Task to complete: From the listing below, return each line that includes "Dati".

· · · · · · ·

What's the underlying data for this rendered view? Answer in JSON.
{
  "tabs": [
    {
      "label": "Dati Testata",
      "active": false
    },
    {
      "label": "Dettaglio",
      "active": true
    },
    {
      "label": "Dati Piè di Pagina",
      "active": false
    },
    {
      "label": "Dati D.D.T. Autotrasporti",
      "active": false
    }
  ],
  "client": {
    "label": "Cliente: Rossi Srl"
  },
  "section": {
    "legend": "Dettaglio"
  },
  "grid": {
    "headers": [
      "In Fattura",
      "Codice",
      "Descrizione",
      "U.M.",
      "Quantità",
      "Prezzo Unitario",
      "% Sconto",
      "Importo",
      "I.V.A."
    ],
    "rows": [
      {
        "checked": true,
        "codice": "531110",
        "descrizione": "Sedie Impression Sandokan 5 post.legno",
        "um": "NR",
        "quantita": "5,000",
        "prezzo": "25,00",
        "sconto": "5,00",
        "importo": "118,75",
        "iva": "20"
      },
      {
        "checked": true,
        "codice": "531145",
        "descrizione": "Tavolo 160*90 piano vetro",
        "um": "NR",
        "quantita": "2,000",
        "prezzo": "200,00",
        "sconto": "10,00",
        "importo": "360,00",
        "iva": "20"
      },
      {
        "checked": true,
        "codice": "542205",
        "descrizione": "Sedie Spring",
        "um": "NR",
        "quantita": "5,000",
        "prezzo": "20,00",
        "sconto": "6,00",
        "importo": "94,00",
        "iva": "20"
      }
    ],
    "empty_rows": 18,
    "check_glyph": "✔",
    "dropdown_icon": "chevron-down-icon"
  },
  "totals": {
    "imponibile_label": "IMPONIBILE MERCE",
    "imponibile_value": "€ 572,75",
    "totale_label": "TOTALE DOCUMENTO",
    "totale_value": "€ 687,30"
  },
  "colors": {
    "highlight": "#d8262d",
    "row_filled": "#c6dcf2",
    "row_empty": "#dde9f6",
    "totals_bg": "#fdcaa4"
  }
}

· · · · · · ·

Correct response:
      "label": "Dati Testata",
      "label": "Dati Piè di Pagina",
      "label": "Dati D.D.T. Autotrasporti",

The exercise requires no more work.